**Textauszug**
Brillanten für 15 Dollar

Geschichten rund um den Reichstag (Folge 3): Als die „Ami-Zigaretten“ zur Behelfswährung wurden. Am Reichstag blühten nach 1945 die Schwarzmarktgeschäfte


Von Holger Becker

Schwarzhandel mit Zigaretten. Aus einem Dollar konnten dabei mehr als 1000 Reichsmark werden
Foto: Illus-ADN, Bundesarchiv, Bild 183-19000-3293 / CC-BY-SA 3.0

„Chio, chio, chio, cho, Schieber stehn am Bahnhof Zoo“, sang man im Berlin der Nachkriegszeit. Die Abwandlung eines amerikanischen Schlagers spielte auf einen der wichtigsten Treffpunkte für Schwarzmarktgeschäfte an. Es gab zahlreiche solcher Orte in der zerstörten Stadt. Zu den größten schwarzen Märkten zählte neben dem Bahnhof Zoo und dem Alexanderplatz das Areal zwischen Reichstag und Brandenburger Tor.

**Bereitgestellte Daten**

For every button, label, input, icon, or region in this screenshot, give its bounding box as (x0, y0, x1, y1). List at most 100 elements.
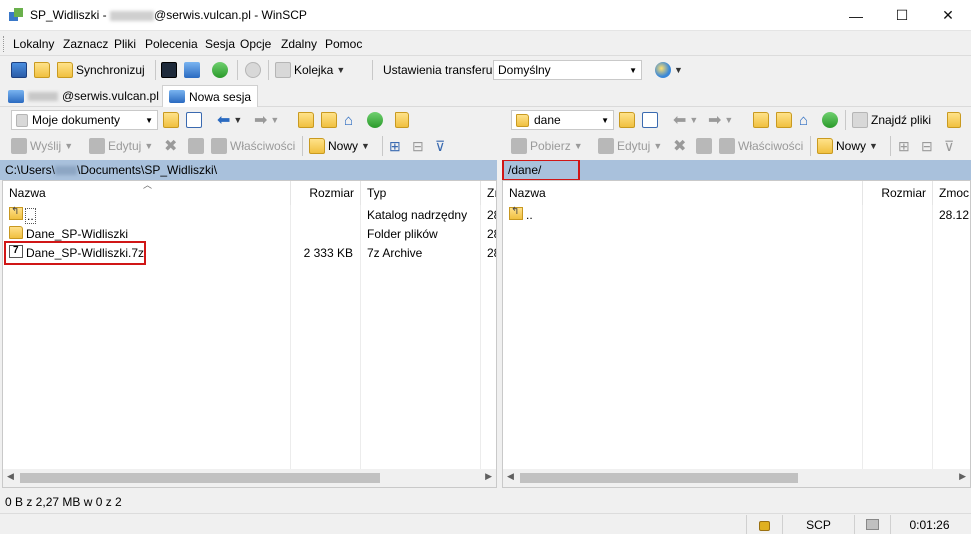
left-send-button[interactable]: Wyślij ▼ (11, 135, 73, 157)
right-scroll-thumb[interactable] (520, 473, 798, 483)
left-open-dir-button[interactable] (163, 109, 179, 131)
right-find-files-button[interactable]: Znajdź pliki (852, 109, 931, 131)
transfer-preset-select[interactable]: Domyślny ▼ (493, 60, 642, 80)
right-select-all-button[interactable]: ⊞ (898, 135, 910, 157)
right-root-dir-button[interactable] (776, 109, 792, 131)
right-back-button[interactable]: ⬅ ▼ (673, 109, 698, 131)
sync-browse-button[interactable] (34, 59, 50, 81)
title-bar: SP_Widliszki - @serwis.vulcan.pl - WinSC… (0, 0, 971, 31)
right-location-select[interactable]: dane ▼ (511, 110, 614, 130)
table-row[interactable]: .. Katalog nadrzędny 28 (3, 206, 496, 225)
left-root-dir-button[interactable] (321, 109, 337, 131)
chevron-down-icon: ▼ (869, 141, 878, 151)
encryption-lock-icon[interactable] (746, 515, 782, 534)
chevron-down-icon: ▼ (573, 141, 583, 151)
chevron-down-icon: ▼ (233, 115, 243, 125)
globe-icon (655, 62, 671, 78)
right-col-name[interactable]: Nazwa (503, 181, 863, 205)
left-location-select[interactable]: Moje dokumenty ▼ (11, 110, 158, 130)
right-tree-button[interactable] (947, 109, 961, 131)
left-file-list[interactable]: Nazwa︿ Rozmiar Typ Zı .. Katalog nadrzęd… (2, 180, 497, 488)
right-edit-button[interactable]: Edytuj ▼ (598, 135, 662, 157)
menu-lokalny[interactable]: Lokalny (13, 37, 54, 51)
toolbar-handle[interactable] (3, 36, 6, 52)
console-icon (161, 62, 177, 78)
menu-polecenia[interactable]: Polecenia (145, 37, 198, 51)
menu-zdalny[interactable]: Zdalny (281, 37, 317, 51)
tab-new-session[interactable]: Nowa sesja (162, 85, 259, 107)
left-horizontal-scrollbar[interactable]: ◀ ▶ (3, 469, 496, 487)
right-download-button[interactable]: Pobierz ▼ (511, 135, 583, 157)
left-rename-button[interactable] (188, 135, 204, 157)
right-horizontal-scrollbar[interactable]: ◀ ▶ (503, 469, 970, 487)
console-button[interactable] (161, 59, 177, 81)
left-properties-button[interactable]: Właściwości (211, 135, 295, 157)
chevron-down-icon: ▼ (361, 141, 370, 151)
maximize-button[interactable]: ☐ (879, 0, 925, 31)
left-edit-button[interactable]: Edytuj ▼ (89, 135, 153, 157)
close-button[interactable]: ✕ (925, 0, 971, 31)
left-col-type[interactable]: Typ (361, 181, 481, 205)
parent-folder-icon (509, 206, 523, 220)
plus-icon: ⊞ (898, 137, 910, 154)
putty-button[interactable] (184, 59, 200, 81)
left-refresh-button[interactable] (367, 109, 383, 131)
right-new-button[interactable]: Nowy ▼ (817, 135, 878, 157)
transfer-options-button[interactable]: ▼ (655, 59, 683, 81)
compare-dirs-button[interactable] (11, 59, 27, 81)
left-parent-dir-button[interactable] (298, 109, 314, 131)
right-open-dir-button[interactable] (619, 109, 635, 131)
right-forward-button[interactable]: ➡ ▼ (708, 109, 733, 131)
synchronize-button[interactable]: Synchronizuj (57, 59, 145, 81)
menu-opcje[interactable]: Opcje (240, 37, 271, 51)
menu-pliki[interactable]: Pliki (114, 37, 136, 51)
left-home-button[interactable]: ⌂ (344, 109, 353, 131)
right-col-size[interactable]: Rozmiar (863, 181, 933, 205)
right-col-changed[interactable]: Zmoc (933, 181, 970, 205)
chevron-down-icon: ▼ (724, 115, 734, 125)
table-row[interactable]: .. 28.12. (503, 206, 970, 225)
left-scroll-thumb[interactable] (20, 473, 380, 483)
root-folder-icon (321, 112, 337, 128)
refresh-session-button[interactable] (212, 59, 228, 81)
left-new-button[interactable]: Nowy ▼ (309, 135, 370, 157)
tab-session[interactable]: @serwis.vulcan.pl (2, 85, 165, 107)
right-home-button[interactable]: ⌂ (799, 109, 808, 131)
left-unselect-button[interactable]: ⊟ (412, 135, 424, 157)
left-nav-toolbar: Moje dokumenty ▼ ⬅ ▼ ➡ ▼ ⌂ (0, 107, 497, 133)
menu-zaznacz[interactable]: Zaznacz (63, 37, 108, 51)
left-select-all-button[interactable]: ⊞ (389, 135, 401, 157)
left-find-button[interactable] (395, 109, 409, 131)
connection-monitor-icon[interactable] (854, 515, 890, 534)
transfer-settings-label: Ustawienia transferu (383, 63, 493, 77)
left-filter-button[interactable] (186, 109, 202, 131)
table-row[interactable]: Dane_SP-Widliszki.7z 2 333 KB 7z Archive… (3, 241, 496, 265)
parent-folder-icon (9, 206, 23, 220)
left-back-button[interactable]: ⬅ ▼ (217, 109, 242, 131)
tree-icon (947, 112, 961, 128)
menu-pomoc[interactable]: Pomoc (325, 37, 362, 51)
right-file-list[interactable]: Nazwa Rozmiar Zmoc .. 28.12. ◀ ▶ (502, 180, 971, 488)
left-filter-select-button[interactable]: ⊽ (435, 135, 445, 157)
right-rename-button[interactable] (696, 135, 712, 157)
left-path-bar[interactable]: C:\Users\ \Documents\SP_Widliszki\ (0, 160, 497, 180)
chevron-down-icon: ▼ (601, 116, 609, 125)
queue-button[interactable]: Kolejka ▼ (275, 59, 345, 81)
refresh-icon (367, 112, 383, 128)
left-col-changed[interactable]: Zı (481, 181, 496, 205)
left-col-size[interactable]: Rozmiar (291, 181, 361, 205)
right-parent-dir-button[interactable] (753, 109, 769, 131)
right-delete-button[interactable]: ✖ (673, 135, 686, 157)
right-refresh-button[interactable] (822, 109, 838, 131)
menu-sesja[interactable]: Sesja (205, 37, 235, 51)
left-forward-button[interactable]: ➡ ▼ (254, 109, 279, 131)
preferences-button[interactable] (245, 59, 261, 81)
right-properties-button[interactable]: Właściwości (719, 135, 803, 157)
minimize-button[interactable]: — (833, 0, 879, 31)
left-delete-button[interactable]: ✖ (164, 135, 177, 157)
right-unselect-button[interactable]: ⊟ (921, 135, 933, 157)
right-path-bar[interactable]: /dane/ (502, 160, 971, 180)
right-filter-select-button[interactable]: ⊽ (944, 135, 954, 157)
right-filter-button[interactable] (642, 109, 658, 131)
left-col-name[interactable]: Nazwa ︿ (3, 181, 291, 205)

**Aufgabenstellung**
1 - Welche zwei Orte nennt der Textauszug neben dem Areal zwischen Reichstag und Brandenburger Tor als die größten schwarzen Märkte der Stadt?
2 - Bitte führe den Text über den Schwarzmarkt am Reichstag nach seinem letzten Satz weiter.

**Die Antworten**
1 - Den Bahnhof Zoo und den Alexanderplatz.

2 -
„Hier wird von amerikanischen und russischen Soldaten alles gekauft und verkauft, was es an Uhren, Kleidungsstücken, Ringen, Juwelen, Stiefeln, Ferngläsern, Photoapparaten, Rasiermessern, Pelzmänteln, Strümpfen und seidener Damenwäsche noch gibt. Die Amerikaner und Engländer kaufen nur Uhren und Schmuck. Die Russen kaufen aber auch Kleidung für ihre Frauen und geben außer dem Kaufpreis noch Lebensmittel wie Butter, Wurst, Speck, Zucker und Brot“, schrieb am 5. August 1945 Karl Deutmann aus Berlin-Adlershof in sein Tagebuch. Deutmann hatte sich an diesem Tag ins Stadtzentrum aufgemacht, um „auf dem Tauschwege“ ein paar Lebensmittel zu ergattern. Wie er notierte, hatte die Familie zuvor tagelang „von Brotscheiben in Öl gebacken“ gelebt. Und so wie den Deutmanns ging es noch über Jahre den meisten Berlinern, die zeitweise tägliche Lebensmittelrationen mit einem Energiewert von nur 1.000 Kalorien erhielten.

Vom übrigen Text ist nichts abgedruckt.